Objective. Find the lines containing the word "formato" and copy every one of them.

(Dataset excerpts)
(begin)

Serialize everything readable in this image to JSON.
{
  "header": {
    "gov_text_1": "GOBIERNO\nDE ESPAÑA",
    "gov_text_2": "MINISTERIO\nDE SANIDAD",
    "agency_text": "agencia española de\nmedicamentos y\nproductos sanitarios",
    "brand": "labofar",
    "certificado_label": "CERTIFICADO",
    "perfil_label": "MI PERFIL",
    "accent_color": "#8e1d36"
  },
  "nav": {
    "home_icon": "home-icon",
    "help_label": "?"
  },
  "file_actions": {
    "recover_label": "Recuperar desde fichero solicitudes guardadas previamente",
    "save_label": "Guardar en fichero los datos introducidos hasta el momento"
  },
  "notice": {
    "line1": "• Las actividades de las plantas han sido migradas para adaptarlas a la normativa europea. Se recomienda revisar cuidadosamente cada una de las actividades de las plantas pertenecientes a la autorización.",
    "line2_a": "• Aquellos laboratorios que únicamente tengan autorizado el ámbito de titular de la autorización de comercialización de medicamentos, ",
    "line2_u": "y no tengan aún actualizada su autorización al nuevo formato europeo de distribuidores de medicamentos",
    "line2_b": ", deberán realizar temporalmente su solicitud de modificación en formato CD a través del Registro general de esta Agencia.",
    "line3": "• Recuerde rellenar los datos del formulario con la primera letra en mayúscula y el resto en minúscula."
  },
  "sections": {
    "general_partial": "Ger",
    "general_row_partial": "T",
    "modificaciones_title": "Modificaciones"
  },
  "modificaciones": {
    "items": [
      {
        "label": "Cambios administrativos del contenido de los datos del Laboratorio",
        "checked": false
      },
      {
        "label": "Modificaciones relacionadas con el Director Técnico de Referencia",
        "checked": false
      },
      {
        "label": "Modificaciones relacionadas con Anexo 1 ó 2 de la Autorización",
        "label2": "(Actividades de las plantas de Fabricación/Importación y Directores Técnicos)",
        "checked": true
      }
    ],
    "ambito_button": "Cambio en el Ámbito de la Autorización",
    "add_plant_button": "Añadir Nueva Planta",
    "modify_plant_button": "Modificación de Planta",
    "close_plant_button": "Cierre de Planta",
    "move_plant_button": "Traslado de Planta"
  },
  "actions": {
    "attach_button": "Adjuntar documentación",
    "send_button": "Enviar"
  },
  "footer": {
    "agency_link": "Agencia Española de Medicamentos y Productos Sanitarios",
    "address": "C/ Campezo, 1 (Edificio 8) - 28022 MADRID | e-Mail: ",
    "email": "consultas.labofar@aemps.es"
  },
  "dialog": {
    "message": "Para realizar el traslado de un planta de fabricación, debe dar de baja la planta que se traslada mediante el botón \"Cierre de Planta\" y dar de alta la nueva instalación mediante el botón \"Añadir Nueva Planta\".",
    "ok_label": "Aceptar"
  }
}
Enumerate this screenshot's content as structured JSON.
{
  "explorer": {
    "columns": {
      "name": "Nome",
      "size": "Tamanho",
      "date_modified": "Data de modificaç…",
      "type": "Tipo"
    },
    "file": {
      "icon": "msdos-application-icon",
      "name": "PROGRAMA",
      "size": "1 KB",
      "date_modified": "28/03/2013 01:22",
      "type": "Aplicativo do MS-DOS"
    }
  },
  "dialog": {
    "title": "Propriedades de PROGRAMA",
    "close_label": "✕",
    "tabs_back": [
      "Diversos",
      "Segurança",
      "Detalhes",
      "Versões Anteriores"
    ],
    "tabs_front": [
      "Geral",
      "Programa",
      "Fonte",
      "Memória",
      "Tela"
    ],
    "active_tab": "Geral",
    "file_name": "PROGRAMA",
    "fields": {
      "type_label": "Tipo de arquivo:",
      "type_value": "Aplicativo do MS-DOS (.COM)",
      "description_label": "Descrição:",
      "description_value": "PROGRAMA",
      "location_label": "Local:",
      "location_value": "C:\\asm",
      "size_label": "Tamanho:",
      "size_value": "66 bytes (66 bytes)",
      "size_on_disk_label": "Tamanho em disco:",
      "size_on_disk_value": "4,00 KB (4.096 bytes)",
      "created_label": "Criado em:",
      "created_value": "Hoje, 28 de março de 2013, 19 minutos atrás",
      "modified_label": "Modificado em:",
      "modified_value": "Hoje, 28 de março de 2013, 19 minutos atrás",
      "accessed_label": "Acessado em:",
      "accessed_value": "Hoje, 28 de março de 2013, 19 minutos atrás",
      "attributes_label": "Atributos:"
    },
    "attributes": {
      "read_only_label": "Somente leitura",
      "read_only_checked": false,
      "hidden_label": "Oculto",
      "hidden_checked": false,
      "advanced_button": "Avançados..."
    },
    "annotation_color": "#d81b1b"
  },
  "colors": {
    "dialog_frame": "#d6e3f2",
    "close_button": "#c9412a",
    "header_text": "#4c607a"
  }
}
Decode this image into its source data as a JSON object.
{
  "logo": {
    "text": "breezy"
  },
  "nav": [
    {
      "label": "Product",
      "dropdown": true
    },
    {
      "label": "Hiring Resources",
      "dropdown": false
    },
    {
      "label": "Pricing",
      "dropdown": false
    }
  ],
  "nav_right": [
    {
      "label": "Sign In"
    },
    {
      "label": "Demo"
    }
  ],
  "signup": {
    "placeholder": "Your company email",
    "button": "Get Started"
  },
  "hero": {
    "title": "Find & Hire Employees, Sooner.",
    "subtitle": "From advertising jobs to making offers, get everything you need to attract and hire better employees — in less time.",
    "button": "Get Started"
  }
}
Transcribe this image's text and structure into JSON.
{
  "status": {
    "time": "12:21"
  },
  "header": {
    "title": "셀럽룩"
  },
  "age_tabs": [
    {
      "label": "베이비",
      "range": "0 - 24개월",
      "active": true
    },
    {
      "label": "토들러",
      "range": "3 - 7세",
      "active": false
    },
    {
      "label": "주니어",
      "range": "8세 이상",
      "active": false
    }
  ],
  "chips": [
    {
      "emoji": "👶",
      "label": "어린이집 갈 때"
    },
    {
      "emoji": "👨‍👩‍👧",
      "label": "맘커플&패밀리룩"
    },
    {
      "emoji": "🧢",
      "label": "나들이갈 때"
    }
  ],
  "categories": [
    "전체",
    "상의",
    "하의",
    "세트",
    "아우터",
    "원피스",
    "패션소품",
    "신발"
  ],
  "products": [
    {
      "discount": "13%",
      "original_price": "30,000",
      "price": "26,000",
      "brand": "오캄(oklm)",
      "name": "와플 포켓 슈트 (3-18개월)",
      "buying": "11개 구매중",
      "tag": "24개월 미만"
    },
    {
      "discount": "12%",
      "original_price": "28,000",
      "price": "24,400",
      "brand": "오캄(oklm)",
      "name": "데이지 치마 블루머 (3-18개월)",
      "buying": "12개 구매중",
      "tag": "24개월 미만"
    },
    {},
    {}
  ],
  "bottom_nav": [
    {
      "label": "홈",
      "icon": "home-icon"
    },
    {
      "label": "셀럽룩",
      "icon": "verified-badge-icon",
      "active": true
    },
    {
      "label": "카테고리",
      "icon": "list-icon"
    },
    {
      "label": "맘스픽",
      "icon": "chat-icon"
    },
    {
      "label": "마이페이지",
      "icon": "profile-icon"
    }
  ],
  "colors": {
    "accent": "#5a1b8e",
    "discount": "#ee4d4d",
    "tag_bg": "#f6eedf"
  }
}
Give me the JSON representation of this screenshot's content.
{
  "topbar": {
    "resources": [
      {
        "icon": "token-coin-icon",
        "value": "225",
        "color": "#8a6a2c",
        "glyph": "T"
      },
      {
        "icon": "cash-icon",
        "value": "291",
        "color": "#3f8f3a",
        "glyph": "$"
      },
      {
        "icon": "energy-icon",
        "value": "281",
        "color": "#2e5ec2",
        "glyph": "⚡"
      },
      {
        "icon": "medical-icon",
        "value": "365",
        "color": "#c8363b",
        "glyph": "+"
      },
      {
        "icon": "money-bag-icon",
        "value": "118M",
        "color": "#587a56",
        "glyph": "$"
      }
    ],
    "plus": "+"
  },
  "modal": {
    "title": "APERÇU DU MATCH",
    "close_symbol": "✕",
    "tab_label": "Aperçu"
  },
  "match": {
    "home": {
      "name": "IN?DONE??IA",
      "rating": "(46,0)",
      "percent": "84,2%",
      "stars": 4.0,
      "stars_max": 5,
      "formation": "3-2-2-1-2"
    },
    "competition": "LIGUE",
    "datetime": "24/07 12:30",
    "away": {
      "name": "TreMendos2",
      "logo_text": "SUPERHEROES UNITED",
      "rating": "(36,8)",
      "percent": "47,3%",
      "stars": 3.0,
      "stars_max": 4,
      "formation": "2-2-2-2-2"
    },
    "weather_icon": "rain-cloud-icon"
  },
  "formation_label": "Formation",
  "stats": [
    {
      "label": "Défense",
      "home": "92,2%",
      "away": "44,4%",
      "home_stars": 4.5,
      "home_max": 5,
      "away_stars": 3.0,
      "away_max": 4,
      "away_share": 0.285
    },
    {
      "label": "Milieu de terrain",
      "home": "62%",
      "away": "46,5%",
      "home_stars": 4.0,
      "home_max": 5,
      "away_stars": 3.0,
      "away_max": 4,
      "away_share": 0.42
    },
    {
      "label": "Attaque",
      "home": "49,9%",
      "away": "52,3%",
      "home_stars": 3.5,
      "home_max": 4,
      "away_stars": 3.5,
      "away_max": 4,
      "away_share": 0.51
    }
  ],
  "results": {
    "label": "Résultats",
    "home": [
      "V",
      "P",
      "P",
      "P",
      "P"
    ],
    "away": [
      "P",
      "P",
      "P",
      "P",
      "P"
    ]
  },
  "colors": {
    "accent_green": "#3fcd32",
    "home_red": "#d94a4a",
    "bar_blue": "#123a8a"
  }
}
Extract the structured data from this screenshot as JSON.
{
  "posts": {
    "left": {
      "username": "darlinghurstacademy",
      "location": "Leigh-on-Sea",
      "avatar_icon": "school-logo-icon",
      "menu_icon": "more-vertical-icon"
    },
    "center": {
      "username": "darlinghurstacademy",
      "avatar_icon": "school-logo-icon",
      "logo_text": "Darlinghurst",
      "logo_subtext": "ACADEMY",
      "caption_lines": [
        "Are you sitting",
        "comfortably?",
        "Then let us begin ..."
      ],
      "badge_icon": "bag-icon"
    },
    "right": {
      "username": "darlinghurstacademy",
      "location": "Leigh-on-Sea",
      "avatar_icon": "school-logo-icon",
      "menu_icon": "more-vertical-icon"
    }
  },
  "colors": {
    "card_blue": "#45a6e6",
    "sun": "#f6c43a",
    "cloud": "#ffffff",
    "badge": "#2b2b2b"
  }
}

(end)

Response below.
    "line2_u": "y no tengan aún actualizada su autorización al nuevo formato europeo de distribuidores de medicamentos",
    "line2_b": ", deberán realizar temporalmente su solicitud de modificación en formato CD a través del Registro general de esta Agencia.",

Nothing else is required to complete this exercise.